**Exercise brief**
From the listing below, return each line that includes "this".

**Data excerpts**
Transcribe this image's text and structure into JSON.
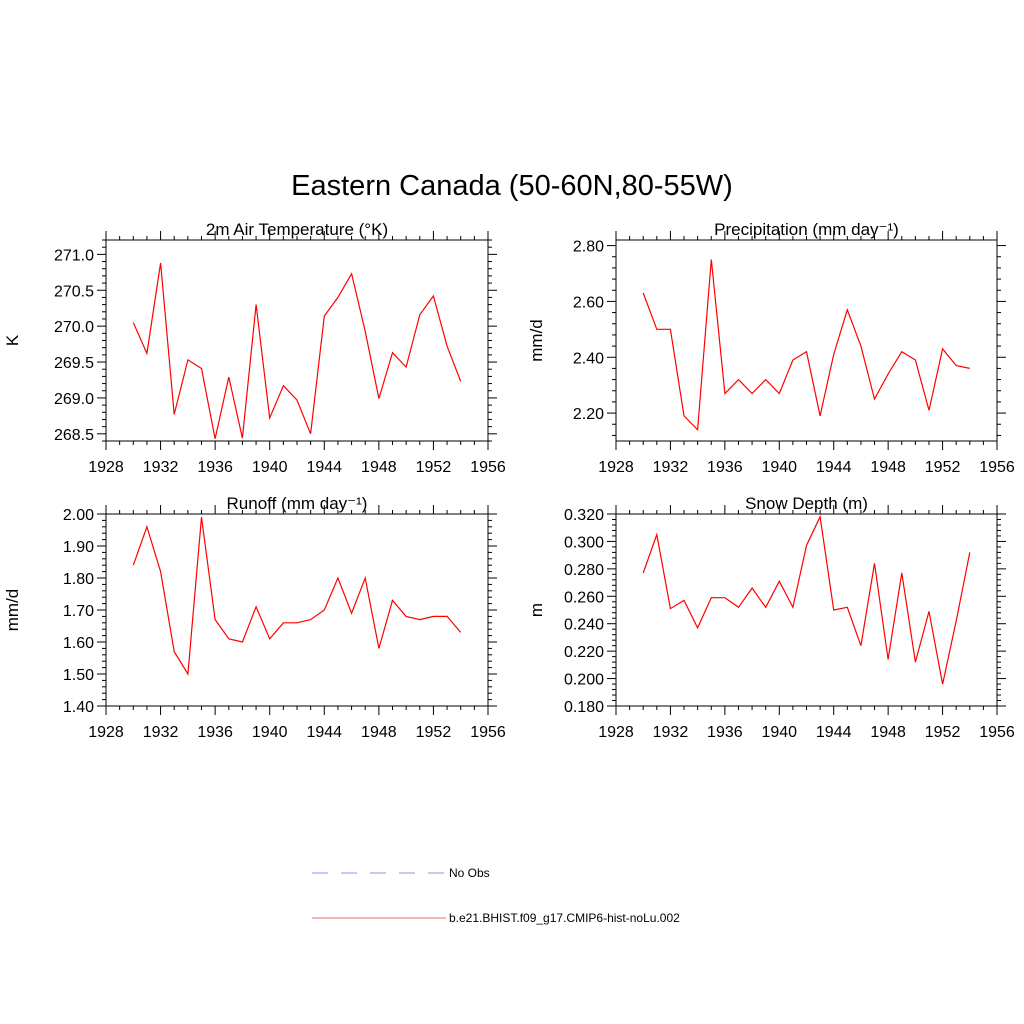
{
  "title": "Eastern Canada (50-60N,80-55W)",
  "legend": [
    {
      "label": "No Obs",
      "color": "#a8a8ee",
      "style": "dashed"
    },
    {
      "label": "b.e21.BHIST.f09_g17.CMIP6-hist-noLu.002",
      "color": "#f08a8a",
      "style": "solid"
    }
  ],
  "chart_data": [
    {
      "type": "line",
      "title": "2m Air Temperature (°K)",
      "ylabel": "K",
      "xlim": [
        1928,
        1956
      ],
      "ylim": [
        268.4,
        271.2
      ],
      "xticks": [
        "1928",
        "1932",
        "1936",
        "1940",
        "1944",
        "1948",
        "1952",
        "1956"
      ],
      "yticks": [
        "268.5",
        "269.0",
        "269.5",
        "270.0",
        "270.5",
        "271.0"
      ],
      "x": [
        1930,
        1931,
        1932,
        1933,
        1934,
        1935,
        1936,
        1937,
        1938,
        1939,
        1940,
        1941,
        1942,
        1943,
        1944,
        1945,
        1946,
        1947,
        1948,
        1949,
        1950,
        1951,
        1952,
        1953,
        1954
      ],
      "series": [
        {
          "color": "#ff0000",
          "values": [
            270.05,
            269.62,
            270.88,
            268.77,
            269.53,
            269.41,
            268.43,
            269.29,
            268.44,
            270.3,
            268.72,
            269.17,
            268.97,
            268.5,
            270.14,
            270.4,
            270.73,
            269.93,
            268.99,
            269.63,
            269.43,
            270.16,
            270.42,
            269.72,
            269.23
          ]
        }
      ]
    },
    {
      "type": "line",
      "title": "Precipitation (mm day⁻¹)",
      "ylabel": "mm/d",
      "xlim": [
        1928,
        1956
      ],
      "ylim": [
        2.1,
        2.82
      ],
      "xticks": [
        "1928",
        "1932",
        "1936",
        "1940",
        "1944",
        "1948",
        "1952",
        "1956"
      ],
      "yticks": [
        "2.20",
        "2.40",
        "2.60",
        "2.80"
      ],
      "x": [
        1930,
        1931,
        1932,
        1933,
        1934,
        1935,
        1936,
        1937,
        1938,
        1939,
        1940,
        1941,
        1942,
        1943,
        1944,
        1945,
        1946,
        1947,
        1948,
        1949,
        1950,
        1951,
        1952,
        1953,
        1954
      ],
      "series": [
        {
          "color": "#ff0000",
          "values": [
            2.63,
            2.5,
            2.5,
            2.19,
            2.14,
            2.75,
            2.27,
            2.32,
            2.27,
            2.32,
            2.27,
            2.39,
            2.42,
            2.19,
            2.41,
            2.57,
            2.44,
            2.25,
            2.34,
            2.42,
            2.39,
            2.21,
            2.43,
            2.37,
            2.36
          ]
        }
      ]
    },
    {
      "type": "line",
      "title": "Runoff (mm day⁻¹)",
      "ylabel": "mm/d",
      "xlim": [
        1928,
        1956
      ],
      "ylim": [
        1.4,
        2.0
      ],
      "xticks": [
        "1928",
        "1932",
        "1936",
        "1940",
        "1944",
        "1948",
        "1952",
        "1956"
      ],
      "yticks": [
        "1.40",
        "1.50",
        "1.60",
        "1.70",
        "1.80",
        "1.90",
        "2.00"
      ],
      "x": [
        1930,
        1931,
        1932,
        1933,
        1934,
        1935,
        1936,
        1937,
        1938,
        1939,
        1940,
        1941,
        1942,
        1943,
        1944,
        1945,
        1946,
        1947,
        1948,
        1949,
        1950,
        1951,
        1952,
        1953,
        1954
      ],
      "series": [
        {
          "color": "#ff0000",
          "values": [
            1.84,
            1.96,
            1.82,
            1.57,
            1.5,
            1.99,
            1.67,
            1.61,
            1.6,
            1.71,
            1.61,
            1.66,
            1.66,
            1.67,
            1.7,
            1.8,
            1.69,
            1.8,
            1.58,
            1.73,
            1.68,
            1.67,
            1.68,
            1.68,
            1.63
          ]
        }
      ]
    },
    {
      "type": "line",
      "title": "Snow Depth (m)",
      "ylabel": "m",
      "xlim": [
        1928,
        1956
      ],
      "ylim": [
        0.18,
        0.32
      ],
      "xticks": [
        "1928",
        "1932",
        "1936",
        "1940",
        "1944",
        "1948",
        "1952",
        "1956"
      ],
      "yticks": [
        "0.180",
        "0.200",
        "0.220",
        "0.240",
        "0.260",
        "0.280",
        "0.300",
        "0.320"
      ],
      "x": [
        1930,
        1931,
        1932,
        1933,
        1934,
        1935,
        1936,
        1937,
        1938,
        1939,
        1940,
        1941,
        1942,
        1943,
        1944,
        1945,
        1946,
        1947,
        1948,
        1949,
        1950,
        1951,
        1952,
        1953,
        1954
      ],
      "series": [
        {
          "color": "#ff0000",
          "values": [
            0.277,
            0.305,
            0.251,
            0.257,
            0.237,
            0.259,
            0.259,
            0.252,
            0.266,
            0.252,
            0.271,
            0.252,
            0.297,
            0.318,
            0.25,
            0.252,
            0.224,
            0.284,
            0.214,
            0.277,
            0.212,
            0.249,
            0.196,
            0.242,
            0.292
          ]
        }
      ]
    }
  ]
}
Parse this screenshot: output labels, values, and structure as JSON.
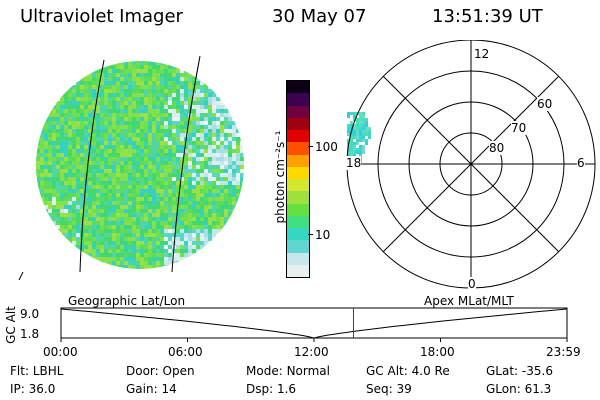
{
  "header": {
    "instrument": "Ultraviolet Imager",
    "date": "30 May 07",
    "time": "13:51:39 UT"
  },
  "colorbar": {
    "label": "photon cm⁻²s⁻¹",
    "ticks": [
      "100",
      "10"
    ],
    "scale": "log",
    "colors": [
      "#e8f0f0",
      "#c6e8ec",
      "#5fd6d0",
      "#35d6c4",
      "#3ee080",
      "#64e040",
      "#a0e03c",
      "#d4e830",
      "#ffd800",
      "#ffa000",
      "#ff5000",
      "#e00000",
      "#a00010",
      "#700040",
      "#3c0050",
      "#0c0018"
    ]
  },
  "polar_plot": {
    "mlt_labels": [
      "12",
      "18",
      "6",
      "0"
    ],
    "mlat_labels": [
      "60",
      "70",
      "80"
    ]
  },
  "timeline": {
    "y_axis_label": "GC Alt",
    "y_ticks": [
      "9.0",
      "1.8"
    ],
    "left_caption": "Geographic Lat/Lon",
    "right_caption": "Apex MLat/MLT",
    "x_ticks": [
      "00:00",
      "06:00",
      "12:00",
      "18:00",
      "23:59"
    ],
    "current_time_fraction": 0.578
  },
  "info": {
    "flt_label": "Flt:",
    "flt_value": "LBHL",
    "door_label": "Door:",
    "door_value": "Open",
    "mode_label": "Mode:",
    "mode_value": "Normal",
    "gcalt_label": "GC Alt:",
    "gcalt_value": "4.0 Re",
    "glat_label": "GLat:",
    "glat_value": "-35.6",
    "ip_label": "IP:",
    "ip_value": "36.0",
    "gain_label": "Gain:",
    "gain_value": "14",
    "dsp_label": "Dsp:",
    "dsp_value": "1.6",
    "seq_label": "Seq:",
    "seq_value": "39",
    "glon_label": "GLon:",
    "glon_value": "61.3"
  }
}
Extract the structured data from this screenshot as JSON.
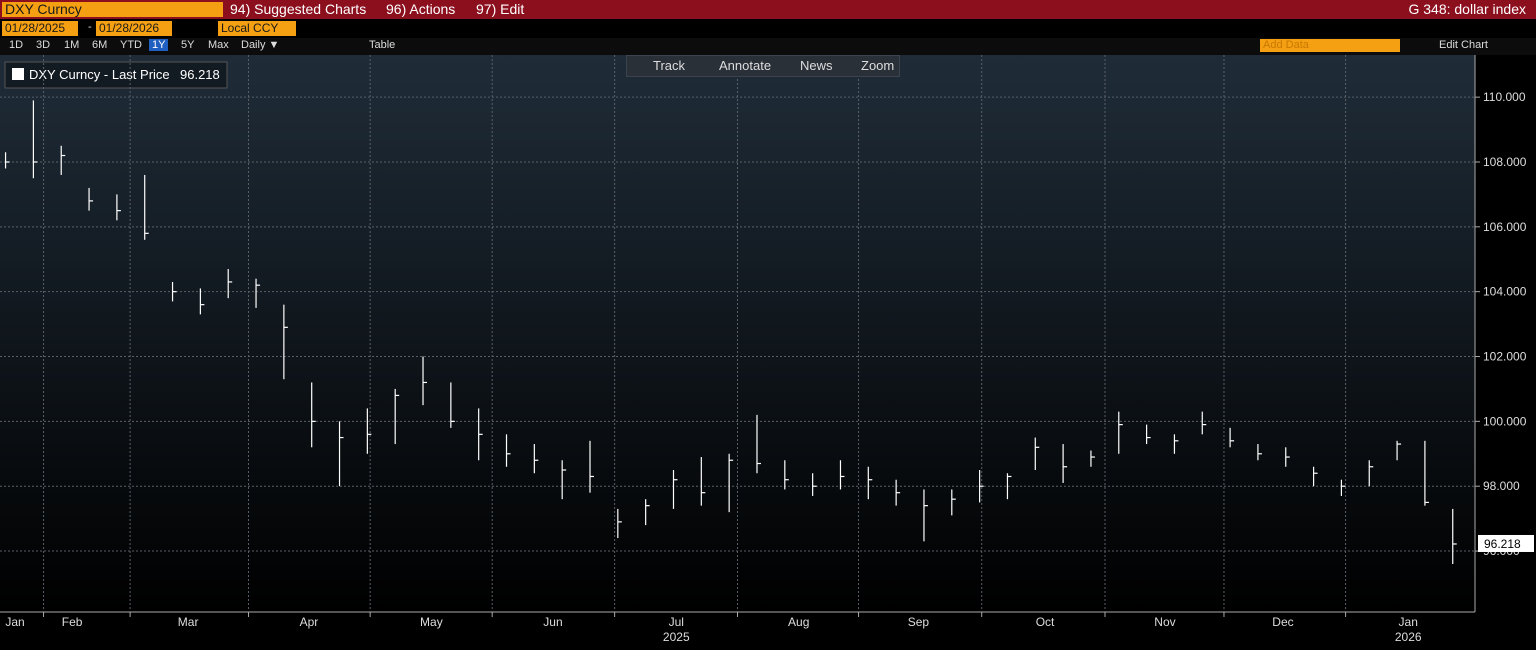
{
  "ui": {
    "ticker": "DXY Curncy",
    "menu": [
      "94) Suggested Charts",
      "96) Actions",
      "97) Edit"
    ],
    "function": "G 348: dollar index",
    "start_date": "01/28/2025",
    "date_sep": "-",
    "end_date": "01/28/2026",
    "currency": "Local CCY",
    "periods": [
      "1D",
      "3D",
      "1M",
      "6M",
      "YTD",
      "1Y",
      "5Y",
      "Max"
    ],
    "frequency": "Daily ▼",
    "table": "Table",
    "add_data": "Add Data",
    "edit_chart": "Edit Chart",
    "tools": [
      "Track",
      "Annotate",
      "News",
      "Zoom"
    ]
  },
  "chart_data": {
    "type": "ohlc",
    "series_name": "DXY Curncy - Last Price",
    "color": "#ffffff",
    "x": [
      0,
      1,
      2,
      3,
      4,
      5,
      6,
      7,
      8,
      9,
      10,
      11,
      12,
      13,
      14,
      15,
      16,
      17,
      18,
      19,
      20,
      21,
      22,
      23,
      24,
      25,
      26,
      27,
      28,
      29,
      30,
      31,
      32,
      33,
      34,
      35,
      36,
      37,
      38,
      39,
      40,
      41,
      42,
      43,
      44,
      45,
      46,
      47,
      48,
      49,
      50,
      51,
      52
    ],
    "high": [
      108.3,
      109.9,
      108.5,
      107.2,
      107,
      107.6,
      104.3,
      104.1,
      104.7,
      104.4,
      103.6,
      101.2,
      100,
      100.4,
      101,
      102,
      101.2,
      100.4,
      99.6,
      99.3,
      98.8,
      99.4,
      97.3,
      97.6,
      98.5,
      98.9,
      99,
      100.2,
      98.8,
      98.4,
      98.8,
      98.6,
      98.2,
      97.9,
      97.9,
      98.5,
      98.4,
      99.5,
      99.3,
      99.1,
      100.3,
      99.9,
      99.6,
      100.3,
      99.8,
      99.3,
      99.2,
      98.6,
      98.2,
      98.8,
      99.4,
      99.4,
      97.3
    ],
    "low": [
      107.8,
      107.5,
      107.6,
      106.5,
      106.2,
      105.6,
      103.7,
      103.3,
      103.8,
      103.5,
      101.3,
      99.2,
      98,
      99,
      99.3,
      100.5,
      99.8,
      98.8,
      98.6,
      98.4,
      97.6,
      97.8,
      96.4,
      96.8,
      97.3,
      97.4,
      97.2,
      98.4,
      97.9,
      97.7,
      97.9,
      97.6,
      97.4,
      96.3,
      97.1,
      97.5,
      97.6,
      98.5,
      98.1,
      98.6,
      99,
      99.3,
      99,
      99.6,
      99.2,
      98.8,
      98.6,
      98,
      97.7,
      98,
      98.8,
      97.4,
      95.6
    ],
    "close": [
      108,
      108,
      108.2,
      106.8,
      106.5,
      105.8,
      104,
      103.6,
      104.3,
      104.2,
      102.9,
      100,
      99.5,
      99.6,
      100.8,
      101.2,
      100,
      99.6,
      99,
      98.8,
      98.5,
      98.3,
      96.9,
      97.4,
      98.2,
      97.8,
      98.8,
      98.7,
      98.2,
      98,
      98.3,
      98.2,
      97.8,
      97.4,
      97.6,
      98,
      98.3,
      99.2,
      98.6,
      98.9,
      99.9,
      99.5,
      99.4,
      99.9,
      99.4,
      99,
      98.9,
      98.4,
      98,
      98.6,
      99.3,
      97.5,
      96.218
    ],
    "xlim": [
      -0.2,
      52.8
    ],
    "xticks": [
      {
        "value": 0.34,
        "label": "Jan"
      },
      {
        "value": 2.39,
        "label": "Feb"
      },
      {
        "value": 6.56,
        "label": "Mar"
      },
      {
        "value": 10.9,
        "label": "Apr"
      },
      {
        "value": 15.3,
        "label": "May"
      },
      {
        "value": 19.67,
        "label": "Jun"
      },
      {
        "value": 24.1,
        "label": "Jul"
      },
      {
        "value": 28.5,
        "label": "Aug"
      },
      {
        "value": 32.8,
        "label": "Sep"
      },
      {
        "value": 37.35,
        "label": "Oct"
      },
      {
        "value": 41.66,
        "label": "Nov"
      },
      {
        "value": 45.9,
        "label": "Dec"
      },
      {
        "value": 50.4,
        "label": "Jan"
      }
    ],
    "year_labels": [
      {
        "value": 24.1,
        "label": "2025"
      },
      {
        "value": 50.4,
        "label": "2026"
      }
    ],
    "ylim": [
      94.12,
      111.3
    ],
    "yticks": [
      {
        "value": 96,
        "label": "96.000"
      },
      {
        "value": 98,
        "label": "98.000"
      },
      {
        "value": 100,
        "label": "100.000"
      },
      {
        "value": 102,
        "label": "102.000"
      },
      {
        "value": 104,
        "label": "104.000"
      },
      {
        "value": 106,
        "label": "106.000"
      },
      {
        "value": 108,
        "label": "108.000"
      },
      {
        "value": 110,
        "label": "110.000"
      }
    ],
    "grid": true
  }
}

**Written solution**
Transcribe this image's text and structure into JSON.
Parse this screenshot: output labels, values, and structure as JSON.
Extract the structured data from this screenshot as JSON.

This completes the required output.